Dataset items
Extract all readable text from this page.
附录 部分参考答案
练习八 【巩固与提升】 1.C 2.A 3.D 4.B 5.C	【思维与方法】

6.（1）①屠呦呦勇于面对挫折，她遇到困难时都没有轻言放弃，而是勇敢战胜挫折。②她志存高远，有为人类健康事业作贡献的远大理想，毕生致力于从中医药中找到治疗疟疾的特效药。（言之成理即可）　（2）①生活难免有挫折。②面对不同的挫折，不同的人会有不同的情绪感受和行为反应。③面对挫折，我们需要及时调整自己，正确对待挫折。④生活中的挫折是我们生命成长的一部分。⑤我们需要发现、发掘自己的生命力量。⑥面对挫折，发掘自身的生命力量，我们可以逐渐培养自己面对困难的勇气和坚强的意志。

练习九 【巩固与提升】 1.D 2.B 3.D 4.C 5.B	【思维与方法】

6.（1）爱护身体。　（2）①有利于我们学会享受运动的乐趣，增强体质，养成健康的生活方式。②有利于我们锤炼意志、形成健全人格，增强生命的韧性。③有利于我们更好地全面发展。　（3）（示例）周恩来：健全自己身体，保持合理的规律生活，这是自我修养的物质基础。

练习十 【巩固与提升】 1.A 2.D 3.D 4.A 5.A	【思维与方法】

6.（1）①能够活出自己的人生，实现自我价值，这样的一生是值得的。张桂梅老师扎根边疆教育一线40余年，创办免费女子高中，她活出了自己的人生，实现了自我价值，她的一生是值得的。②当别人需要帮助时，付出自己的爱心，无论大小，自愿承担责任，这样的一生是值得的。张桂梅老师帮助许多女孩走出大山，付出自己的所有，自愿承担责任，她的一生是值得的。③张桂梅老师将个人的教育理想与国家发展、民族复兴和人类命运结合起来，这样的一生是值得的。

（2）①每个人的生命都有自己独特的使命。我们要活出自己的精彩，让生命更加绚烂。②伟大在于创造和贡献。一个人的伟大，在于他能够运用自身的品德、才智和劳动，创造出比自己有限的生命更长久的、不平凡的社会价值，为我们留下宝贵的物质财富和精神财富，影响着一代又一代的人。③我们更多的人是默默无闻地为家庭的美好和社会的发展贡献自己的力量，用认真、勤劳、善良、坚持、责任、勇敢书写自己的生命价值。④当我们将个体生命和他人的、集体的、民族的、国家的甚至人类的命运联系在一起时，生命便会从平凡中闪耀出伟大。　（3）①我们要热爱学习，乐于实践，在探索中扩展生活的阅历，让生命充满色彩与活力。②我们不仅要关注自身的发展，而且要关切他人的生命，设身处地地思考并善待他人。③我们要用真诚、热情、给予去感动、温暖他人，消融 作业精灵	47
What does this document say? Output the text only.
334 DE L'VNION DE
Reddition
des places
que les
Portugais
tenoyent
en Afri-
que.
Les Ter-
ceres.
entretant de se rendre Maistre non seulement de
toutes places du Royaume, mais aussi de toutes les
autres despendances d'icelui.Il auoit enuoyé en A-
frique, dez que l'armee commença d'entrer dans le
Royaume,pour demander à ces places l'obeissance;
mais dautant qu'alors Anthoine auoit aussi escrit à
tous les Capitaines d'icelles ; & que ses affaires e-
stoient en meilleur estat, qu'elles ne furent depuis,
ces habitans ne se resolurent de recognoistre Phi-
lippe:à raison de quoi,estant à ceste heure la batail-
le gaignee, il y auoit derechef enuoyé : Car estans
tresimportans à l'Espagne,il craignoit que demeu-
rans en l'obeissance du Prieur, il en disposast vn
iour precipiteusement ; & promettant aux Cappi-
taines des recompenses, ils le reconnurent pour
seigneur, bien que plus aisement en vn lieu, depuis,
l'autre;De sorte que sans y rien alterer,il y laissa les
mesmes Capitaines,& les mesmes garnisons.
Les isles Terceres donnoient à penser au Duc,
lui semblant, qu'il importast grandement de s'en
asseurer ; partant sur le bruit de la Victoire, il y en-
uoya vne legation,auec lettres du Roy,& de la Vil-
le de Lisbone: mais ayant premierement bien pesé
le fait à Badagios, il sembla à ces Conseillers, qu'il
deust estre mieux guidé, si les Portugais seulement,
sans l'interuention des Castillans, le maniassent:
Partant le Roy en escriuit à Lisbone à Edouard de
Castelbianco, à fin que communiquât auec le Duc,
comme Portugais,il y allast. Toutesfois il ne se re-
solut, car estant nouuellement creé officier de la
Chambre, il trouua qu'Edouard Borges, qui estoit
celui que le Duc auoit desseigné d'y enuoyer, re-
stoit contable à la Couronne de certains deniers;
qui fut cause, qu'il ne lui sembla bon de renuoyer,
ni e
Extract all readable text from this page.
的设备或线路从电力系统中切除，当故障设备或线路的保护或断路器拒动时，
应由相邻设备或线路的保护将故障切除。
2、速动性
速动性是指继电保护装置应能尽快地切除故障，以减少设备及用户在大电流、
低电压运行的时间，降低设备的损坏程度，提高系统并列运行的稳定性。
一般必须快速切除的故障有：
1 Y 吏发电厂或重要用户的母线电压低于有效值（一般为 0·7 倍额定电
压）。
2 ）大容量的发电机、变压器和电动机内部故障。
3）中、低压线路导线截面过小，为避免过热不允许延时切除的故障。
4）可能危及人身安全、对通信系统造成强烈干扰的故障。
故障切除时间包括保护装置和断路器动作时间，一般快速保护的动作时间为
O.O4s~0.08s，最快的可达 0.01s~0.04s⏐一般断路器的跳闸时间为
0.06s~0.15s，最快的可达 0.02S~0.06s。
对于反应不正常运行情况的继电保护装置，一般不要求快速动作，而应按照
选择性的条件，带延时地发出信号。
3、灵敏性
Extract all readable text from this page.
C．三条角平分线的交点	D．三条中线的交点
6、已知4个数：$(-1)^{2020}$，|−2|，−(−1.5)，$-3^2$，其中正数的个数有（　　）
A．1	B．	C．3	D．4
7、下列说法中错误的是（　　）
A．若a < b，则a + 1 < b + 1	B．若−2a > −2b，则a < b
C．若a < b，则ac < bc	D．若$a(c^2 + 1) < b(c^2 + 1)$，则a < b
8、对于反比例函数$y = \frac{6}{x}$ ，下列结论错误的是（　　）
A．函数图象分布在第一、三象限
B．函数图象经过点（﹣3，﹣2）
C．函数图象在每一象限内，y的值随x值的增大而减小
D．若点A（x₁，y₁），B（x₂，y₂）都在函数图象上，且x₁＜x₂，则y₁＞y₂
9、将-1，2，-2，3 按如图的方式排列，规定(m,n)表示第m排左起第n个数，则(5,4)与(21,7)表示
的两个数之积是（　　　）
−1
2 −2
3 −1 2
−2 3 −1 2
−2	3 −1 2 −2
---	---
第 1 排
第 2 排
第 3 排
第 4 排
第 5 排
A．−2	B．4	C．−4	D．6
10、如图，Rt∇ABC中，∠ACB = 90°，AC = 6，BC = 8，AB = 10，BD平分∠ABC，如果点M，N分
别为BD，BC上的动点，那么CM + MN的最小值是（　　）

YOUR GOAL — The data above must be returned in full, exactly as written.

IN RESPONSE —
Extract all readable text from this page.
附录 部分参考答案
练习八 【巩固与提升】 1.C 2.A 3.D 4.B 5.C	【思维与方法】

6.（1）①屠呦呦勇于面对挫折，她遇到困难时都没有轻言放弃，而是勇敢战胜挫折。②她志存高远，有为人类健康事业作贡献的远大理想，毕生致力于从中医药中找到治疗疟疾的特效药。（言之成理即可）　（2）①生活难免有挫折。②面对不同的挫折，不同的人会有不同的情绪感受和行为反应。③面对挫折，我们需要及时调整自己，正确对待挫折。④生活中的挫折是我们生命成长的一部分。⑤我们需要发现、发掘自己的生命力量。⑥面对挫折，发掘自身的生命力量，我们可以逐渐培养自己面对困难的勇气和坚强的意志。

练习九 【巩固与提升】 1.D 2.B 3.D 4.C 5.B	【思维与方法】

6.（1）爱护身体。　（2）①有利于我们学会享受运动的乐趣，增强体质，养成健康的生活方式。②有利于我们锤炼意志、形成健全人格，增强生命的韧性。③有利于我们更好地全面发展。　（3）（示例）周恩来：健全自己身体，保持合理的规律生活，这是自我修养的物质基础。

练习十 【巩固与提升】 1.A 2.D 3.D 4.A 5.A	【思维与方法】

6.（1）①能够活出自己的人生，实现自我价值，这样的一生是值得的。张桂梅老师扎根边疆教育一线40余年，创办免费女子高中，她活出了自己的人生，实现了自我价值，她的一生是值得的。②当别人需要帮助时，付出自己的爱心，无论大小，自愿承担责任，这样的一生是值得的。张桂梅老师帮助许多女孩走出大山，付出自己的所有，自愿承担责任，她的一生是值得的。③张桂梅老师将个人的教育理想与国家发展、民族复兴和人类命运结合起来，这样的一生是值得的。

（2）①每个人的生命都有自己独特的使命。我们要活出自己的精彩，让生命更加绚烂。②伟大在于创造和贡献。一个人的伟大，在于他能够运用自身的品德、才智和劳动，创造出比自己有限的生命更长久的、不平凡的社会价值，为我们留下宝贵的物质财富和精神财富，影响着一代又一代的人。③我们更多的人是默默无闻地为家庭的美好和社会的发展贡献自己的力量，用认真、勤劳、善良、坚持、责任、勇敢书写自己的生命价值。④当我们将个体生命和他人的、集体的、民族的、国家的甚至人类的命运联系在一起时，生命便会从平凡中闪耀出伟大。　（3）①我们要热爱学习，乐于实践，在探索中扩展生活的阅历，让生命充满色彩与活力。②我们不仅要关注自身的发展，而且要关切他人的生命，设身处地地思考并善待他人。③我们要用真诚、热情、给予去感动、温暖他人，消融 作业精灵	47
What does this document say? Output the text only.
334 DE L'VNION DE
Reddition
des places
que les
Portugais
tenoyent
en Afri-
que.
Les Ter-
ceres.
entretant de se rendre Maistre non seulement de
toutes places du Royaume, mais aussi de toutes les
autres despendances d'icelui.Il auoit enuoyé en A-
frique, dez que l'armee commença d'entrer dans le
Royaume,pour demander à ces places l'obeissance;
mais dautant qu'alors Anthoine auoit aussi escrit à
tous les Capitaines d'icelles ; & que ses affaires e-
stoient en meilleur estat, qu'elles ne furent depuis,
ces habitans ne se resolurent de recognoistre Phi-
lippe:à raison de quoi,estant à ceste heure la batail-
le gaignee, il y auoit derechef enuoyé : Car estans
tresimportans à l'Espagne,il craignoit que demeu-
rans en l'obeissance du Prieur, il en disposast vn
iour precipiteusement ; & promettant aux Cappi-
taines des recompenses, ils le reconnurent pour
seigneur, bien que plus aisement en vn lieu, depuis,
l'autre;De sorte que sans y rien alterer,il y laissa les
mesmes Capitaines,& les mesmes garnisons.
Les isles Terceres donnoient à penser au Duc,
lui semblant, qu'il importast grandement de s'en
asseurer ; partant sur le bruit de la Victoire, il y en-
uoya vne legation,auec lettres du Roy,& de la Vil-
le de Lisbone: mais ayant premierement bien pesé
le fait à Badagios, il sembla à ces Conseillers, qu'il
deust estre mieux guidé, si les Portugais seulement,
sans l'interuention des Castillans, le maniassent:
Partant le Roy en escriuit à Lisbone à Edouard de
Castelbianco, à fin que communiquât auec le Duc,
comme Portugais,il y allast. Toutesfois il ne se re-
solut, car estant nouuellement creé officier de la
Chambre, il trouua qu'Edouard Borges, qui estoit
celui que le Duc auoit desseigné d'y enuoyer, re-
stoit contable à la Couronne de certains deniers;
qui fut cause, qu'il ne lui sembla bon de renuoyer,
ni e
Extract all readable text from this page.
的设备或线路从电力系统中切除，当故障设备或线路的保护或断路器拒动时，
应由相邻设备或线路的保护将故障切除。
2、速动性
速动性是指继电保护装置应能尽快地切除故障，以减少设备及用户在大电流、
低电压运行的时间，降低设备的损坏程度，提高系统并列运行的稳定性。
一般必须快速切除的故障有：
1 Y 吏发电厂或重要用户的母线电压低于有效值（一般为 0·7 倍额定电
压）。
2 ）大容量的发电机、变压器和电动机内部故障。
3）中、低压线路导线截面过小，为避免过热不允许延时切除的故障。
4）可能危及人身安全、对通信系统造成强烈干扰的故障。
故障切除时间包括保护装置和断路器动作时间，一般快速保护的动作时间为
O.O4s~0.08s，最快的可达 0.01s~0.04s⏐一般断路器的跳闸时间为
0.06s~0.15s，最快的可达 0.02S~0.06s。
对于反应不正常运行情况的继电保护装置，一般不要求快速动作，而应按照
选择性的条件，带延时地发出信号。
3、灵敏性
Extract all readable text from this page.
C．三条角平分线的交点	D．三条中线的交点
6、已知4个数：$(-1)^{2020}$，|−2|，−(−1.5)，$-3^2$，其中正数的个数有（　　）
A．1	B．	C．3	D．4
7、下列说法中错误的是（　　）
A．若a < b，则a + 1 < b + 1	B．若−2a > −2b，则a < b
C．若a < b，则ac < bc	D．若$a(c^2 + 1) < b(c^2 + 1)$，则a < b
8、对于反比例函数$y = \frac{6}{x}$ ，下列结论错误的是（　　）
A．函数图象分布在第一、三象限
B．函数图象经过点（﹣3，﹣2）
C．函数图象在每一象限内，y的值随x值的增大而减小
D．若点A（x₁，y₁），B（x₂，y₂）都在函数图象上，且x₁＜x₂，则y₁＞y₂
9、将-1，2，-2，3 按如图的方式排列，规定(m,n)表示第m排左起第n个数，则(5,4)与(21,7)表示
的两个数之积是（　　　）
−1
2 −2
3 −1 2
−2 3 −1 2
−2	3 −1 2 −2
---	---
第 1 排
第 2 排
第 3 排
第 4 排
第 5 排
A．−2	B．4	C．−4	D．6
10、如图，Rt∇ABC中，∠ACB = 90°，AC = 6，BC = 8，AB = 10，BD平分∠ABC，如果点M，N分
别为BD，BC上的动点，那么CM + MN的最小值是（　　）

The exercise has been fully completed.